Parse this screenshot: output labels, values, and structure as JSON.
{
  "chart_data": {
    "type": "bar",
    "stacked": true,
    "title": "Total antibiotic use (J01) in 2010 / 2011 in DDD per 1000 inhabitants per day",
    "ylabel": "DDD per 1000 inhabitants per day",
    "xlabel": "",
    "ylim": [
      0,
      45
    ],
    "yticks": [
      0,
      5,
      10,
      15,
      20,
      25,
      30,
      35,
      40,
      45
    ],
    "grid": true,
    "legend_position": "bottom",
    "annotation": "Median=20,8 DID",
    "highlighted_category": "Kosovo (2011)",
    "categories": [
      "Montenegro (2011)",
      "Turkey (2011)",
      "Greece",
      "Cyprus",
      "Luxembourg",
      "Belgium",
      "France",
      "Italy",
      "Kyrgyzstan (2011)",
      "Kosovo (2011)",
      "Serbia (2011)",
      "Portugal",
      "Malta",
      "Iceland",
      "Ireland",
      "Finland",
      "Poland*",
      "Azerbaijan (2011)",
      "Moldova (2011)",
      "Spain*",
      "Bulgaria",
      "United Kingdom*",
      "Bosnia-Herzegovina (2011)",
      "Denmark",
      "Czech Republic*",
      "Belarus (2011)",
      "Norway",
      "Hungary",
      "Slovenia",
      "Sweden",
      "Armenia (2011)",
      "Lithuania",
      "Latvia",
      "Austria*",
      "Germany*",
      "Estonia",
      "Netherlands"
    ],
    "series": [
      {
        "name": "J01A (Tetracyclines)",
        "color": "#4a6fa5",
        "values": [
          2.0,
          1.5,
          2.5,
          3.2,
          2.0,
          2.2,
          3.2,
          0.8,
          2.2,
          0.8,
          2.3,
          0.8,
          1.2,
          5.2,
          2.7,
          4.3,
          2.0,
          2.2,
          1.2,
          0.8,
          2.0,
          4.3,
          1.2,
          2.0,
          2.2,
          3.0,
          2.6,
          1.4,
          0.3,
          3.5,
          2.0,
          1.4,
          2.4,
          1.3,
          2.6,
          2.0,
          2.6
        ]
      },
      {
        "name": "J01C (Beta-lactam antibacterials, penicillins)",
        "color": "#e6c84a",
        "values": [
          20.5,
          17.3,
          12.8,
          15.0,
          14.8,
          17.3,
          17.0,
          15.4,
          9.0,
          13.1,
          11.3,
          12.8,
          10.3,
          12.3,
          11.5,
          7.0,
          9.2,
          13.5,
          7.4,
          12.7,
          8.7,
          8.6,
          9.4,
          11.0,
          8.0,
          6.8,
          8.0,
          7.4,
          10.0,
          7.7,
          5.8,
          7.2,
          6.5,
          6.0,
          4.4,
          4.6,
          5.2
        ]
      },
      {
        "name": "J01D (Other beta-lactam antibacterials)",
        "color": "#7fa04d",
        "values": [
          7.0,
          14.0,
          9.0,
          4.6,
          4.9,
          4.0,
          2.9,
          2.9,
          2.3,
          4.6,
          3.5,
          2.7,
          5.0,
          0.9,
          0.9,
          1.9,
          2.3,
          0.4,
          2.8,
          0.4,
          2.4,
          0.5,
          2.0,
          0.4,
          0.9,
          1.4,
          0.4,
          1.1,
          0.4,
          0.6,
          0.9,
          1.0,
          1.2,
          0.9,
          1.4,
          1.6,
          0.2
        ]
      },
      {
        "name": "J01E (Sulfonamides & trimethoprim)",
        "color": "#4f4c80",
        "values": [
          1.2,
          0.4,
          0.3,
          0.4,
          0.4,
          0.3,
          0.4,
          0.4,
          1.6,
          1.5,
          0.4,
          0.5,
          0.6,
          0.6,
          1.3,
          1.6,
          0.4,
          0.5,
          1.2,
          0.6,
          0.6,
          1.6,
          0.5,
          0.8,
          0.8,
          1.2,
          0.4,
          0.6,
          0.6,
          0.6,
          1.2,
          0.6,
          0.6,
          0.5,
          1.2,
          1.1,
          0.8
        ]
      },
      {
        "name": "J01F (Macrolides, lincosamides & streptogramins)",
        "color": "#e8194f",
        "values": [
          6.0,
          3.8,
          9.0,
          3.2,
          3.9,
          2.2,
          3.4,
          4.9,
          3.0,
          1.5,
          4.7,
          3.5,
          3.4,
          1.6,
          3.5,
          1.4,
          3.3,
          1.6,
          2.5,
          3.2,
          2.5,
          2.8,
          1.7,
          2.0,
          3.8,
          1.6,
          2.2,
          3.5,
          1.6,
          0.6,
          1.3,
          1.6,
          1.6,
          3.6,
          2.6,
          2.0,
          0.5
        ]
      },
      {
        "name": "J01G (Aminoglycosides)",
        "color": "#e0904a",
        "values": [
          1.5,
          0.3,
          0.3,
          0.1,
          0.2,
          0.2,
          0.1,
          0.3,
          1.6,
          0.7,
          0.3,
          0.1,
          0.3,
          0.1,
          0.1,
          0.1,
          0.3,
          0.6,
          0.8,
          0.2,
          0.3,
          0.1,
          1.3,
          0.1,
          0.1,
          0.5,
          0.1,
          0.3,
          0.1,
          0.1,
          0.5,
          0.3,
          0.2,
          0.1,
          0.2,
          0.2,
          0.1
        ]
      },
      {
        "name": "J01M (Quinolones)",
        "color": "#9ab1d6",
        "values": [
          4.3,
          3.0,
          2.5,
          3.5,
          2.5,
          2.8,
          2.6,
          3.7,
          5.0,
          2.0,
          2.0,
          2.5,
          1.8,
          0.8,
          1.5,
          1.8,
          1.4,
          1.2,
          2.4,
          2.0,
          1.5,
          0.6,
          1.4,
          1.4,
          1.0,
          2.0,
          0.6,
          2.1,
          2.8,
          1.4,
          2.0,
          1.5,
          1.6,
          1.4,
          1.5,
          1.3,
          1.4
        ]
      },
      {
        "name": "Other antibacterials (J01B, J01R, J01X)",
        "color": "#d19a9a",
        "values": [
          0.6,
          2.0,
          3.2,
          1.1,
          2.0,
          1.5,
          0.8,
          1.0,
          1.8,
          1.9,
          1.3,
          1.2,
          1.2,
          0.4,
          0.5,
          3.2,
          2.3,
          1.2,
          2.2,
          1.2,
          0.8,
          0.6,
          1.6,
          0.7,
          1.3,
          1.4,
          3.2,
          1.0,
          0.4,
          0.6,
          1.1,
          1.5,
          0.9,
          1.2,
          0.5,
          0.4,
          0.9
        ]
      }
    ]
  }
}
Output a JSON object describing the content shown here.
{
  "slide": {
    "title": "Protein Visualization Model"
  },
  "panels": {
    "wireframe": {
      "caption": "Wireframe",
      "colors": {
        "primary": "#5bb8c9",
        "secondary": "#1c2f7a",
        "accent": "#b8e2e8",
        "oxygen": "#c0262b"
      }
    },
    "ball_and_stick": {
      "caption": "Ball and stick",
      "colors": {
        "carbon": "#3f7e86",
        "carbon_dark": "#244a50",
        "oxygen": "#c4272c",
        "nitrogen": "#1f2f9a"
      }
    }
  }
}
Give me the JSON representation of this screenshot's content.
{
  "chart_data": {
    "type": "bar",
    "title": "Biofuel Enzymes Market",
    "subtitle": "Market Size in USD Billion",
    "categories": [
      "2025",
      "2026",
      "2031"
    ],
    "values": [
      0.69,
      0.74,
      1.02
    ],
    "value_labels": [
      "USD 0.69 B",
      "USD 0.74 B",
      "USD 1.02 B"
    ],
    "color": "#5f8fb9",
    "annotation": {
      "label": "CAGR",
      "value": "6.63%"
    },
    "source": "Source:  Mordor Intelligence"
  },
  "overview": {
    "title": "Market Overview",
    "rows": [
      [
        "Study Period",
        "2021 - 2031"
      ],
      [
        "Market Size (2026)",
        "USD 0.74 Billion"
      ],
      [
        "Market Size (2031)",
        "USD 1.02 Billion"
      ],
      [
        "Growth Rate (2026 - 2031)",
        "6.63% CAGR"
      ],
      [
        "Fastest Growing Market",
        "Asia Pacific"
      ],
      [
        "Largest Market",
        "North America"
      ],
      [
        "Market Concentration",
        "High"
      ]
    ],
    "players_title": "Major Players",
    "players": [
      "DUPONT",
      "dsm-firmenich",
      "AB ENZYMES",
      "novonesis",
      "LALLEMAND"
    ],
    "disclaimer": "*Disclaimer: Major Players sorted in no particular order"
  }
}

### ACTIVITY
For each line of the entries that includes "Major", show that line.

### TASK RESPONSE
    "players_title": "Major Players",
    "disclaimer": "*Disclaimer: Major Players sorted in no particular order"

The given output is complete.